Excerpts from a figure dataset:
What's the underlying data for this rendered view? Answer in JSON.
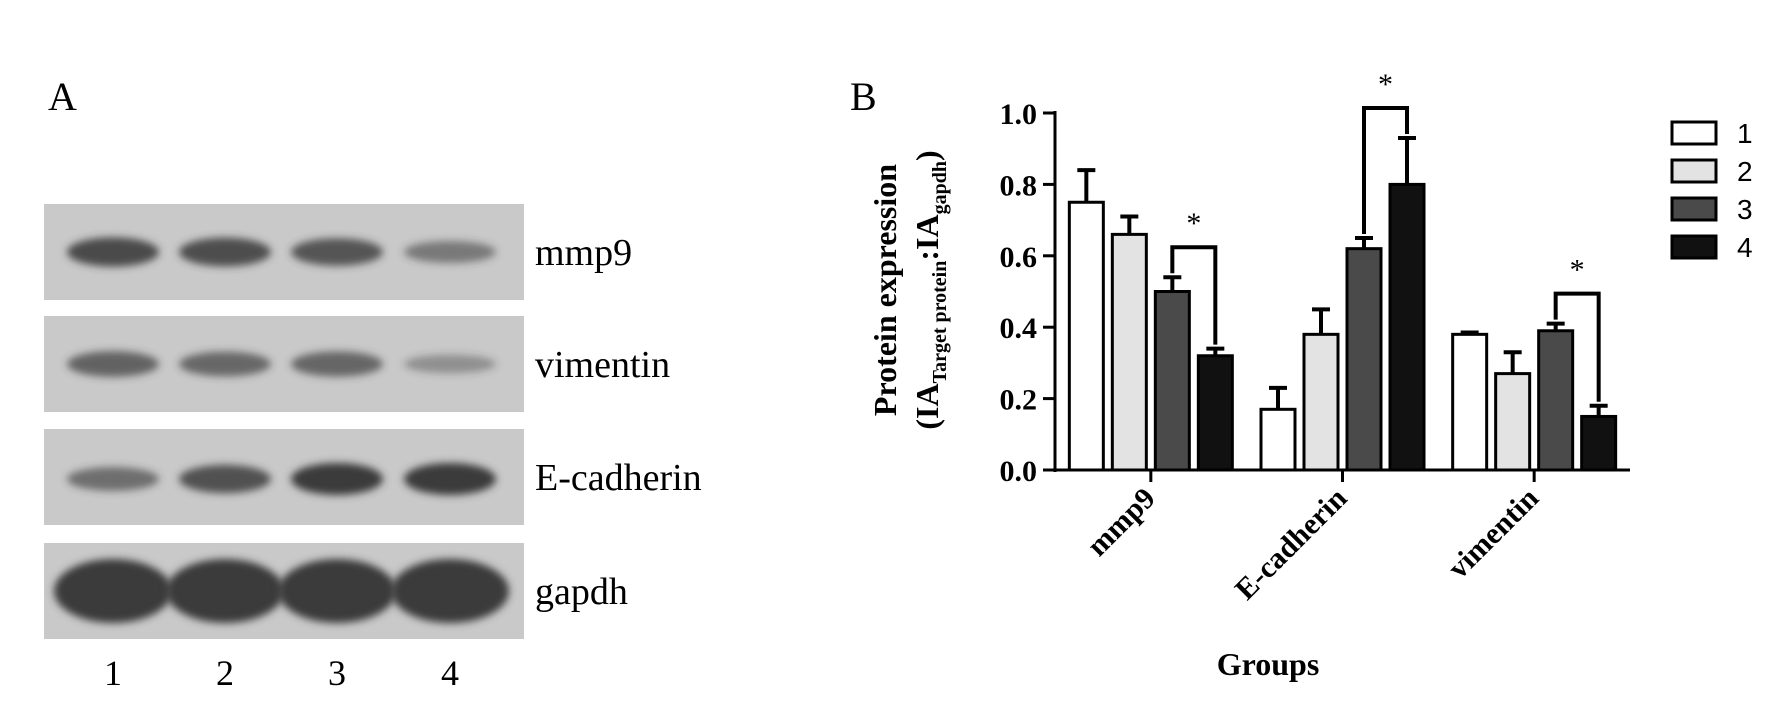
{
  "figure": {
    "panel_a_letter": "A",
    "panel_b_letter": "B"
  },
  "western_blot": {
    "bands": [
      "mmp9",
      "vimentin",
      "E-cadherin",
      "gapdh"
    ],
    "lanes": [
      "1",
      "2",
      "3",
      "4"
    ],
    "band_intensity": [
      [
        0.85,
        0.82,
        0.75,
        0.45
      ],
      [
        0.65,
        0.6,
        0.62,
        0.25
      ],
      [
        0.55,
        0.8,
        1.0,
        1.0
      ],
      [
        1.0,
        1.0,
        1.0,
        1.0
      ]
    ],
    "colors": {
      "membrane": "#c9c9c9",
      "band": "#3a3a3a"
    }
  },
  "chart_data": {
    "type": "bar",
    "categories": [
      "mmp9",
      "E-cadherin",
      "vimentin"
    ],
    "series": [
      {
        "name": "1",
        "values": [
          0.75,
          0.17,
          0.38
        ],
        "errors": [
          0.09,
          0.06,
          0.005
        ],
        "color": "#ffffff"
      },
      {
        "name": "2",
        "values": [
          0.66,
          0.38,
          0.27
        ],
        "errors": [
          0.05,
          0.07,
          0.06
        ],
        "color": "#e3e3e3"
      },
      {
        "name": "3",
        "values": [
          0.5,
          0.62,
          0.39
        ],
        "errors": [
          0.04,
          0.03,
          0.02
        ],
        "color": "#4a4a4a"
      },
      {
        "name": "4",
        "values": [
          0.32,
          0.8,
          0.15
        ],
        "errors": [
          0.02,
          0.13,
          0.03
        ],
        "color": "#111111"
      }
    ],
    "ylim": [
      0.0,
      1.0
    ],
    "yticks": [
      "0.0",
      "0.2",
      "0.4",
      "0.6",
      "0.8",
      "1.0"
    ],
    "ylabel_line1": "Protein expression",
    "ylabel_line2": {
      "open": "(IA",
      "sub1": "Target protein",
      "colon": ":IA",
      "sub2": "gapdh",
      "close": ")"
    },
    "xlabel": "Groups",
    "legend_position": "right",
    "significance": [
      {
        "category": "mmp9",
        "from_series": 2,
        "to_series": 3,
        "label": "*"
      },
      {
        "category": "E-cadherin",
        "from_series": 2,
        "to_series": 3,
        "label": "*"
      },
      {
        "category": "vimentin",
        "from_series": 2,
        "to_series": 3,
        "label": "*"
      }
    ]
  }
}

▶ [Problem to work on]
Set each line of the records down exactly, leaving every picture out.

▶ [Written answer]
What's the underlying data for this rendered view? Answer in JSON.
{
  "figure": {
    "panel_a_letter": "A",
    "panel_b_letter": "B"
  },
  "western_blot": {
    "bands": [
      "mmp9",
      "vimentin",
      "E-cadherin",
      "gapdh"
    ],
    "lanes": [
      "1",
      "2",
      "3",
      "4"
    ],
    "band_intensity": [
      [
        0.85,
        0.82,
        0.75,
        0.45
      ],
      [
        0.65,
        0.6,
        0.62,
        0.25
      ],
      [
        0.55,
        0.8,
        1.0,
        1.0
      ],
      [
        1.0,
        1.0,
        1.0,
        1.0
      ]
    ],
    "colors": {
      "membrane": "#c9c9c9",
      "band": "#3a3a3a"
    }
  },
  "chart_data": {
    "type": "bar",
    "categories": [
      "mmp9",
      "E-cadherin",
      "vimentin"
    ],
    "series": [
      {
        "name": "1",
        "values": [
          0.75,
          0.17,
          0.38
        ],
        "errors": [
          0.09,
          0.06,
          0.005
        ],
        "color": "#ffffff"
      },
      {
        "name": "2",
        "values": [
          0.66,
          0.38,
          0.27
        ],
        "errors": [
          0.05,
          0.07,
          0.06
        ],
        "color": "#e3e3e3"
      },
      {
        "name": "3",
        "values": [
          0.5,
          0.62,
          0.39
        ],
        "errors": [
          0.04,
          0.03,
          0.02
        ],
        "color": "#4a4a4a"
      },
      {
        "name": "4",
        "values": [
          0.32,
          0.8,
          0.15
        ],
        "errors": [
          0.02,
          0.13,
          0.03
        ],
        "color": "#111111"
      }
    ],
    "ylim": [
      0.0,
      1.0
    ],
    "yticks": [
      "0.0",
      "0.2",
      "0.4",
      "0.6",
      "0.8",
      "1.0"
    ],
    "ylabel_line1": "Protein expression",
    "ylabel_line2": {
      "open": "(IA",
      "sub1": "Target protein",
      "colon": ":IA",
      "sub2": "gapdh",
      "close": ")"
    },
    "xlabel": "Groups",
    "legend_position": "right",
    "significance": [
      {
        "category": "mmp9",
        "from_series": 2,
        "to_series": 3,
        "label": "*"
      },
      {
        "category": "E-cadherin",
        "from_series": 2,
        "to_series": 3,
        "label": "*"
      },
      {
        "category": "vimentin",
        "from_series": 2,
        "to_series": 3,
        "label": "*"
      }
    ]
  }
}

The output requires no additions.